→ TEXT EXTRACT
3.2. Experimental results

The experimentally determined z-scan traces are plotted in Fig. 4, exemplarily, for four pulse durations: (a) (70 ± 10) fs, (b) (220 ± 10) fs, (c)(430 ± 10) fs and (d) (840 ± 30) fs, all for a constant pulse energy of (270 ± 30) nJ and at a center wavelength of λ = 488 nm. The upper parts of the figures show the transmission T obtained from the signal ratio of diodes D2 and D1 as a function of z-coordinate from −15 mm to +15 mm. The travel range is chosen such that one-photon absorption dominates the transmission at ±15 mm; the transmission is normalized to unity at |z| > 15 mm and shows a pronounced drop by scanning over the focus of the incident pulse. The minimum of transmission is used to define the position z = 0; all data sets are almost mirror-symmetric to z = 0. Qualitatively, the shape of the z-scan traces are comparable with each other for all pulse durations, and are characterized by a very low noise. A closer inspection reveals that the shape becomes narrower with increasing τ, which is a sign of higher order nonlinearities as discussed above (cf. inset of Fig. 2). In addition, and because of the adjustment of a constant pulse energy for all pulse durations, the varying peak intensity yields an increase of the transmission with increasing τ from T ≈ 20% at 70 fs to T ≈ 45% at 840 fs.

→ SUPPLIED MATERIAL
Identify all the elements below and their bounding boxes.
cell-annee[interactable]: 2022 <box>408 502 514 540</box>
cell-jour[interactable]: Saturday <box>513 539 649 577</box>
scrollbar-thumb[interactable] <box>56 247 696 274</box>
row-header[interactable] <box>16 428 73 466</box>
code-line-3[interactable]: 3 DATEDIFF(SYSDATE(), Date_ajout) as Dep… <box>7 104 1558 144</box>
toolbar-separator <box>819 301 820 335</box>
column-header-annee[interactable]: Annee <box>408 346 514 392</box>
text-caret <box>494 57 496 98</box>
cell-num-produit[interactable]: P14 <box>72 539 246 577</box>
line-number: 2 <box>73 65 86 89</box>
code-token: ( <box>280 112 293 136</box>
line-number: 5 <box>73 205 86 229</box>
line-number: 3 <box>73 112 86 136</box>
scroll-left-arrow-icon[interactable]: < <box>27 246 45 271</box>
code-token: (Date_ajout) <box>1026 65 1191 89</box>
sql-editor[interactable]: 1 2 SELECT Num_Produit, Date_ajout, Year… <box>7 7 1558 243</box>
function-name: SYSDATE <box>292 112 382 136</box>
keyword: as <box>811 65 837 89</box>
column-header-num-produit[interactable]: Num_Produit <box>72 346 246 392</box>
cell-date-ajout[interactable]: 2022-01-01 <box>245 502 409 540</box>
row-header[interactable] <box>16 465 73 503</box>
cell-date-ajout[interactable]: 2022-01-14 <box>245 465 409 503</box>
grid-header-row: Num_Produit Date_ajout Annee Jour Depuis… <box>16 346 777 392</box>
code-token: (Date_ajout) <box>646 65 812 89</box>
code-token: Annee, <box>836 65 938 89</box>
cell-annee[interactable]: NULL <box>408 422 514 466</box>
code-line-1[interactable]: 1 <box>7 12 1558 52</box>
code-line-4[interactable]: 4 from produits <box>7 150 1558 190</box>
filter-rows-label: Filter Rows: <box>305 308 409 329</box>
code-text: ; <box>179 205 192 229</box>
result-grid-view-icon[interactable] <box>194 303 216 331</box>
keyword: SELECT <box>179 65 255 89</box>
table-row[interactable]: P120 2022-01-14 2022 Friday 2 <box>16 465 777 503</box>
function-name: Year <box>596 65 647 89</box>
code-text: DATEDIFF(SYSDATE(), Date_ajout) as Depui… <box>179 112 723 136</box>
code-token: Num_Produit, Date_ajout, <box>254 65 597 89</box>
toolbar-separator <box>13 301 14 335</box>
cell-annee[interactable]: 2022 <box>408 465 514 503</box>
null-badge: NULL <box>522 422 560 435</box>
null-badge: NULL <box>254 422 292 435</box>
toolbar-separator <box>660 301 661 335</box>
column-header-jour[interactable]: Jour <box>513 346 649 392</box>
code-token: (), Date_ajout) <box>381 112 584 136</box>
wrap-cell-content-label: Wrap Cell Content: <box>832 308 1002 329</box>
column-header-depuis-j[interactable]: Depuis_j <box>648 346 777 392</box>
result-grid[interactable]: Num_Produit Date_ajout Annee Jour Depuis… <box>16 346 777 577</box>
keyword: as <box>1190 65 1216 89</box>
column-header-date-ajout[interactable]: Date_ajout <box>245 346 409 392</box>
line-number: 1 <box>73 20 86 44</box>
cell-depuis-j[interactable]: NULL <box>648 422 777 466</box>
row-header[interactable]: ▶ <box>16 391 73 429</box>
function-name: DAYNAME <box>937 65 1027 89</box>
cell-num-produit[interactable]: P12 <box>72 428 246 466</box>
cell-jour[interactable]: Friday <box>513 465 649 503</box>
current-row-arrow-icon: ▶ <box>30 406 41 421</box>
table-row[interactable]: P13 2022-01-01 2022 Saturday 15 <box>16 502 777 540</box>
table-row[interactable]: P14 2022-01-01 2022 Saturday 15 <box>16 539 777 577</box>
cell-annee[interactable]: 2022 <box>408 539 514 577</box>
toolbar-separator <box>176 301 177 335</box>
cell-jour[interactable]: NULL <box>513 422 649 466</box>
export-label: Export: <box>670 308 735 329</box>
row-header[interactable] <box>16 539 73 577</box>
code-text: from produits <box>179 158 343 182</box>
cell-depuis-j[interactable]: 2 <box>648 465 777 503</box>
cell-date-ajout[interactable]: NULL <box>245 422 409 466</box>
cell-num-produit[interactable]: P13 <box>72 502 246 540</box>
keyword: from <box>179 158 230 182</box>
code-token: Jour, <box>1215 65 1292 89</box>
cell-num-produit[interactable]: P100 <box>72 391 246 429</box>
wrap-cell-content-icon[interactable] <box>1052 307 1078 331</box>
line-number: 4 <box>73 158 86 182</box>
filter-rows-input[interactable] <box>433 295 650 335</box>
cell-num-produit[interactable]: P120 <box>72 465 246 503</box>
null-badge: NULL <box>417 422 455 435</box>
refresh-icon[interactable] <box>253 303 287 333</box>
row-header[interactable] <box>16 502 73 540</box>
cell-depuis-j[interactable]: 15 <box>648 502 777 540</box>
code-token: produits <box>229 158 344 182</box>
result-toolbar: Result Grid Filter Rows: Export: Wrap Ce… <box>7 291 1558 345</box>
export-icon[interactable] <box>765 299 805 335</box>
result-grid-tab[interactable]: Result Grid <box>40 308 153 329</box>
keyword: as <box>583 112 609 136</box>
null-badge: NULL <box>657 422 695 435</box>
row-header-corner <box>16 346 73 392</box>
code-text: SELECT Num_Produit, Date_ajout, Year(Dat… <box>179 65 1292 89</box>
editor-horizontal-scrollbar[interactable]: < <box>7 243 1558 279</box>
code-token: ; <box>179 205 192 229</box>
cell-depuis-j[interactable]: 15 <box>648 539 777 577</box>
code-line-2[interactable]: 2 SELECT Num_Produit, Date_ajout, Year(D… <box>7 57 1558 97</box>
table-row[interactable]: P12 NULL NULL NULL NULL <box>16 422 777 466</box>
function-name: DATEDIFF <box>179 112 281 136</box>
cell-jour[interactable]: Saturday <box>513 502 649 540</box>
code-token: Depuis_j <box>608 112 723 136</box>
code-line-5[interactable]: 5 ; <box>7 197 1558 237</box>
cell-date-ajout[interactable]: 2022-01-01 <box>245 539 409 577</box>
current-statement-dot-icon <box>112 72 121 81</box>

→ JOB A
List the four pulse durations, with their uncertainties, for which the z-scan results text shows experimental traces.
→ JOB B
According to the z-scan results text, what transmission is reached at a pulse duration of 840 fs?
→ JOB C
Carry on with the z-scan results text, starting after its final sentence.

→ WRITTEN ANSWER A
(70 ± 10) fs
(220 ± 10) fs
(430 ± 10) fs
(840 ± 30) fs

→ WRITTEN ANSWER B
About 45% (T ≈ 45%).

→ WRITTEN ANSWER C
 

Fig. 4 (Upper parts): Experimentally determined transmission as a function of scanning coordinate z for four pulse durations: (a) (70±10) fs, (b) (220±10) fs, (c)(430±10) fs and (d) (840±30) fs, all for a constant pulse energy of (270±30) nJ and at a center wavelength of λ = 488 nm. The results of our numerical fitting procedure according to Eqs. (2) to (4) are shown as green lines with the following model parameters: a two-photon absorption coefficient of β = (5.6 ± 0.8) mm/GW, a small polaron absorption cross section of σ = (210 ± 70) × 10⁻²² m², and characteristic times for electron-phonon relaxation of τ_S = 80 fs, for interband relaxation of τ_R = 100 fs and for small polaron formation of τ_FC–P = 100 fs. For comparison, fitting of Eq. (1) to the experimental data is shown as red dashed line. The error of a single measuring point is indicated by the errorbars for selected points. (Lower parts): squared error of the fits with respect to the experimental data as a function of z. It is noteworthy, that the amount of polaronic absorption, e.g. in (d) is about 45% at z = 0; the fit with Eq. (1) would result in an overestimate for β of about 15 mm/GW.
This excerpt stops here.